-------- Material for this exercise --------

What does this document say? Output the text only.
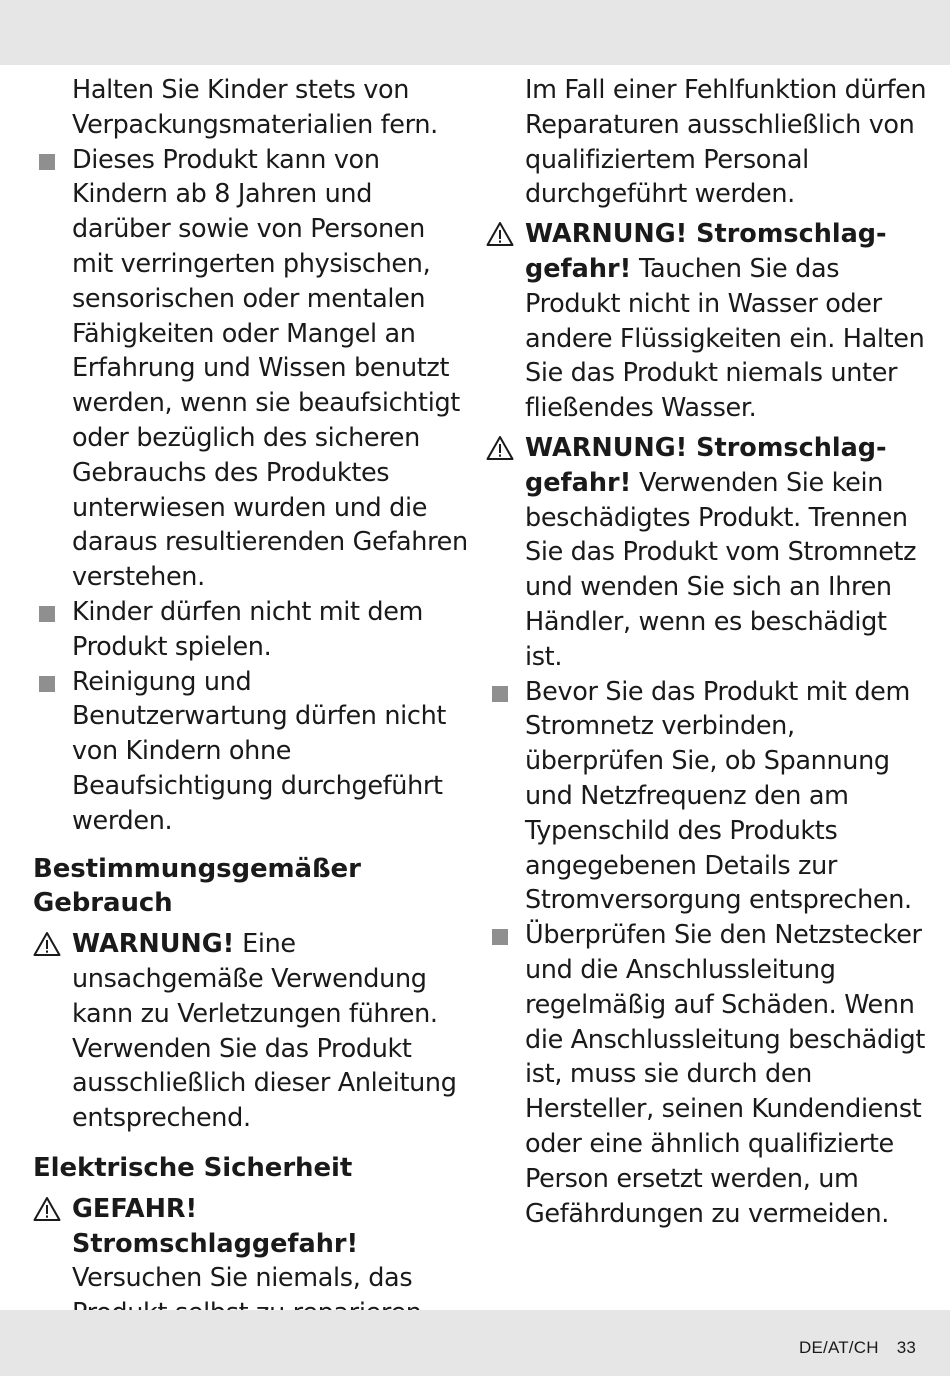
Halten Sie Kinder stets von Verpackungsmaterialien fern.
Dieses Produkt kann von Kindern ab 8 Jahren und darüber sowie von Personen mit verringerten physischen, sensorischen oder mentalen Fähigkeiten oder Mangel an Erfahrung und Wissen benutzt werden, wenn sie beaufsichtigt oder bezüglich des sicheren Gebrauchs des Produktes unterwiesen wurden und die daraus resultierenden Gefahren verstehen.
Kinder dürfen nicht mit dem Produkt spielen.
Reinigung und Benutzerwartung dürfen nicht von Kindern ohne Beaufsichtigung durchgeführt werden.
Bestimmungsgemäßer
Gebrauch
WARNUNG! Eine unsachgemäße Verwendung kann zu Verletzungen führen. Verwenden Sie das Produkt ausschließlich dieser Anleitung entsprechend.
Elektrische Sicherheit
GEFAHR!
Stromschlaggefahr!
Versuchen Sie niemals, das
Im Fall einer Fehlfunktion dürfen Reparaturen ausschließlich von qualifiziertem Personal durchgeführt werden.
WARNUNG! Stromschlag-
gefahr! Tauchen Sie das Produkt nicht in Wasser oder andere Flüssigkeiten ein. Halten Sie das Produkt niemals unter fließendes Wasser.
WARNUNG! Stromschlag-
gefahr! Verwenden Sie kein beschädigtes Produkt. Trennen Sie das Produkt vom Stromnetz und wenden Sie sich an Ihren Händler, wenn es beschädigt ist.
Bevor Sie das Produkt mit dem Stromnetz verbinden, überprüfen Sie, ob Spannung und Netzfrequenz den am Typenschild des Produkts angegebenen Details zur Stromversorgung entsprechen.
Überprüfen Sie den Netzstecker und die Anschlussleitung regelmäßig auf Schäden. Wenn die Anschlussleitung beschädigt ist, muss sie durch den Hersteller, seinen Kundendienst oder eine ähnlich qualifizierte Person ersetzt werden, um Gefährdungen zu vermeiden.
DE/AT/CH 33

--------

Exercise — Transcribe the records above exactly, leaving out every picture.

Full output —
What does this document say? Output the text only.
Halten Sie Kinder stets von Verpackungsmaterialien fern.
Dieses Produkt kann von Kindern ab 8 Jahren und darüber sowie von Personen mit verringerten physischen, sensorischen oder mentalen Fähigkeiten oder Mangel an Erfahrung und Wissen benutzt werden, wenn sie beaufsichtigt oder bezüglich des sicheren Gebrauchs des Produktes unterwiesen wurden und die daraus resultierenden Gefahren verstehen.
Kinder dürfen nicht mit dem Produkt spielen.
Reinigung und Benutzerwartung dürfen nicht von Kindern ohne Beaufsichtigung durchgeführt werden.
Bestimmungsgemäßer
Gebrauch
WARNUNG! Eine unsachgemäße Verwendung kann zu Verletzungen führen. Verwenden Sie das Produkt ausschließlich dieser Anleitung entsprechend.
Elektrische Sicherheit
GEFAHR!
Stromschlaggefahr!
Versuchen Sie niemals, das
Im Fall einer Fehlfunktion dürfen Reparaturen ausschließlich von qualifiziertem Personal durchgeführt werden.
WARNUNG! Stromschlag-
gefahr! Tauchen Sie das Produkt nicht in Wasser oder andere Flüssigkeiten ein. Halten Sie das Produkt niemals unter fließendes Wasser.
WARNUNG! Stromschlag-
gefahr! Verwenden Sie kein beschädigtes Produkt. Trennen Sie das Produkt vom Stromnetz und wenden Sie sich an Ihren Händler, wenn es beschädigt ist.
Bevor Sie das Produkt mit dem Stromnetz verbinden, überprüfen Sie, ob Spannung und Netzfrequenz den am Typenschild des Produkts angegebenen Details zur Stromversorgung entsprechen.
Überprüfen Sie den Netzstecker und die Anschlussleitung regelmäßig auf Schäden. Wenn die Anschlussleitung beschädigt ist, muss sie durch den Hersteller, seinen Kundendienst oder eine ähnlich qualifizierte Person ersetzt werden, um Gefährdungen zu vermeiden.
DE/AT/CH 33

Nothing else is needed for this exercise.